**Aim**
Quote the entries that follow exactly, leaving none out.

**Recorded data**
:::
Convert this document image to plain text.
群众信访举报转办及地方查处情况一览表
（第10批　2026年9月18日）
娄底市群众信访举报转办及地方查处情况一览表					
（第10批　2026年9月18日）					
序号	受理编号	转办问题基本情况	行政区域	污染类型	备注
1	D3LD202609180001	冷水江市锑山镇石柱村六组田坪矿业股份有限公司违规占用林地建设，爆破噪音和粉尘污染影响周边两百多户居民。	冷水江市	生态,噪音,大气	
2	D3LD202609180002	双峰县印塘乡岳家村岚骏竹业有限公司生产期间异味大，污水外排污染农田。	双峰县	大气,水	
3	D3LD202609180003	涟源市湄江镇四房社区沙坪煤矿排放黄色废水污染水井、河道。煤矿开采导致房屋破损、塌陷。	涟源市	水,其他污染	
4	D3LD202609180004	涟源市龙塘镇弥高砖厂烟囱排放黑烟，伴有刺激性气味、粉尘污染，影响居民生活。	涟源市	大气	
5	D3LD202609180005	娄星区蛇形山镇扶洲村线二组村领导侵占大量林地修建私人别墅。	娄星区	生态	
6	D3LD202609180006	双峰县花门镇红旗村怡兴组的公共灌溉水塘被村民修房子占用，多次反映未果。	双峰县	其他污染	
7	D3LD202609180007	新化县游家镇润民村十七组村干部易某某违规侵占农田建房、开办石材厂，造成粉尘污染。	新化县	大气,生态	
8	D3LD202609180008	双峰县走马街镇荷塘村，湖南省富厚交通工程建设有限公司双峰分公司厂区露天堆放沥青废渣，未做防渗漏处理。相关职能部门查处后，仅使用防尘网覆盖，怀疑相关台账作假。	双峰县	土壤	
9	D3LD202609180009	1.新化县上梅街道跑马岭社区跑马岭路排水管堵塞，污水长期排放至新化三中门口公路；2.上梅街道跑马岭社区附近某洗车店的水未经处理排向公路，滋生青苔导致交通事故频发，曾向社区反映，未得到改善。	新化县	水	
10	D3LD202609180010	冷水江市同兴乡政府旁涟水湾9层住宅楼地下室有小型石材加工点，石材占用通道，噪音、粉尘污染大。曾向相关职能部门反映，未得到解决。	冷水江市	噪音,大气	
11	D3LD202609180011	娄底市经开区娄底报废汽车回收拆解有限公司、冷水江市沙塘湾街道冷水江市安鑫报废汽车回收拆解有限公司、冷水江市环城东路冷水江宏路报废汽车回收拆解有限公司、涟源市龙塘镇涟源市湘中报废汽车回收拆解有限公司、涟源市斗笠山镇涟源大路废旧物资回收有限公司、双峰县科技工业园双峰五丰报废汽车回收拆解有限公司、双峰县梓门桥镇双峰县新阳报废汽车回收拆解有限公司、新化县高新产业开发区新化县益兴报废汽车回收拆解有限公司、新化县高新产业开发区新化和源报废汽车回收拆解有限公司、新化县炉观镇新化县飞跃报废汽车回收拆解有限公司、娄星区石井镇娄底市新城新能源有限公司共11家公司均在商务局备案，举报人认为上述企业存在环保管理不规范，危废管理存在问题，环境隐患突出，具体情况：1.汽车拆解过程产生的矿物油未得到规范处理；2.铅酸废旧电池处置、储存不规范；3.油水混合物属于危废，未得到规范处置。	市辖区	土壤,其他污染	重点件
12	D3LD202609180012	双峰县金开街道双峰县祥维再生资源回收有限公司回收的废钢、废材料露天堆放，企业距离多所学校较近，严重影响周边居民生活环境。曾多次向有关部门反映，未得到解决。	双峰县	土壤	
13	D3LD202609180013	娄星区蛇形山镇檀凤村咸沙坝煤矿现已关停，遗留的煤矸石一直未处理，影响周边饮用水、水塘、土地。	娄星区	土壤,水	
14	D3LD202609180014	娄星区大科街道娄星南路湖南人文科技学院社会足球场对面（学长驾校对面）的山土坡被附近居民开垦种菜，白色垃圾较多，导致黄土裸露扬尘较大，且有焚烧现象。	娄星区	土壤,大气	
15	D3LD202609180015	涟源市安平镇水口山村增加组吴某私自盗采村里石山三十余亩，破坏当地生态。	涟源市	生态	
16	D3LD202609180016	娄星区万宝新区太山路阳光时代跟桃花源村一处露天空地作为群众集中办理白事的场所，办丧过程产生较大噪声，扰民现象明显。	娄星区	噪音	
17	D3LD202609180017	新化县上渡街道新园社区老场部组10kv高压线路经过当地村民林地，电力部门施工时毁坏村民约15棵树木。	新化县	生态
:::
**Result of the exercise**
Convert this document image to plain text.
群众信访举报转办及地方查处情况一览表
（第10批　2026年9月18日）
娄底市群众信访举报转办及地方查处情况一览表					
（第10批　2026年9月18日）					
序号	受理编号	转办问题基本情况	行政区域	污染类型	备注
1	D3LD202609180001	冷水江市锑山镇石柱村六组田坪矿业股份有限公司违规占用林地建设，爆破噪音和粉尘污染影响周边两百多户居民。	冷水江市	生态,噪音,大气	
2	D3LD202609180002	双峰县印塘乡岳家村岚骏竹业有限公司生产期间异味大，污水外排污染农田。	双峰县	大气,水	
3	D3LD202609180003	涟源市湄江镇四房社区沙坪煤矿排放黄色废水污染水井、河道。煤矿开采导致房屋破损、塌陷。	涟源市	水,其他污染	
4	D3LD202609180004	涟源市龙塘镇弥高砖厂烟囱排放黑烟，伴有刺激性气味、粉尘污染，影响居民生活。	涟源市	大气	
5	D3LD202609180005	娄星区蛇形山镇扶洲村线二组村领导侵占大量林地修建私人别墅。	娄星区	生态	
6	D3LD202609180006	双峰县花门镇红旗村怡兴组的公共灌溉水塘被村民修房子占用，多次反映未果。	双峰县	其他污染	
7	D3LD202609180007	新化县游家镇润民村十七组村干部易某某违规侵占农田建房、开办石材厂，造成粉尘污染。	新化县	大气,生态	
8	D3LD202609180008	双峰县走马街镇荷塘村，湖南省富厚交通工程建设有限公司双峰分公司厂区露天堆放沥青废渣，未做防渗漏处理。相关职能部门查处后，仅使用防尘网覆盖，怀疑相关台账作假。	双峰县	土壤	
9	D3LD202609180009	1.新化县上梅街道跑马岭社区跑马岭路排水管堵塞，污水长期排放至新化三中门口公路；2.上梅街道跑马岭社区附近某洗车店的水未经处理排向公路，滋生青苔导致交通事故频发，曾向社区反映，未得到改善。	新化县	水	
10	D3LD202609180010	冷水江市同兴乡政府旁涟水湾9层住宅楼地下室有小型石材加工点，石材占用通道，噪音、粉尘污染大。曾向相关职能部门反映，未得到解决。	冷水江市	噪音,大气	
11	D3LD202609180011	娄底市经开区娄底报废汽车回收拆解有限公司、冷水江市沙塘湾街道冷水江市安鑫报废汽车回收拆解有限公司、冷水江市环城东路冷水江宏路报废汽车回收拆解有限公司、涟源市龙塘镇涟源市湘中报废汽车回收拆解有限公司、涟源市斗笠山镇涟源大路废旧物资回收有限公司、双峰县科技工业园双峰五丰报废汽车回收拆解有限公司、双峰县梓门桥镇双峰县新阳报废汽车回收拆解有限公司、新化县高新产业开发区新化县益兴报废汽车回收拆解有限公司、新化县高新产业开发区新化和源报废汽车回收拆解有限公司、新化县炉观镇新化县飞跃报废汽车回收拆解有限公司、娄星区石井镇娄底市新城新能源有限公司共11家公司均在商务局备案，举报人认为上述企业存在环保管理不规范，危废管理存在问题，环境隐患突出，具体情况：1.汽车拆解过程产生的矿物油未得到规范处理；2.铅酸废旧电池处置、储存不规范；3.油水混合物属于危废，未得到规范处置。	市辖区	土壤,其他污染	重点件
12	D3LD202609180012	双峰县金开街道双峰县祥维再生资源回收有限公司回收的废钢、废材料露天堆放，企业距离多所学校较近，严重影响周边居民生活环境。曾多次向有关部门反映，未得到解决。	双峰县	土壤	
13	D3LD202609180013	娄星区蛇形山镇檀凤村咸沙坝煤矿现已关停，遗留的煤矸石一直未处理，影响周边饮用水、水塘、土地。	娄星区	土壤,水	
14	D3LD202609180014	娄星区大科街道娄星南路湖南人文科技学院社会足球场对面（学长驾校对面）的山土坡被附近居民开垦种菜，白色垃圾较多，导致黄土裸露扬尘较大，且有焚烧现象。	娄星区	土壤,大气	
15	D3LD202609180015	涟源市安平镇水口山村增加组吴某私自盗采村里石山三十余亩，破坏当地生态。	涟源市	生态	
16	D3LD202609180016	娄星区万宝新区太山路阳光时代跟桃花源村一处露天空地作为群众集中办理白事的场所，办丧过程产生较大噪声，扰民现象明显。	娄星区	噪音	
17	D3LD202609180017	新化县上渡街道新园社区老场部组10kv高压线路经过当地村民林地，电力部门施工时毁坏村民约15棵树木。	新化县	生态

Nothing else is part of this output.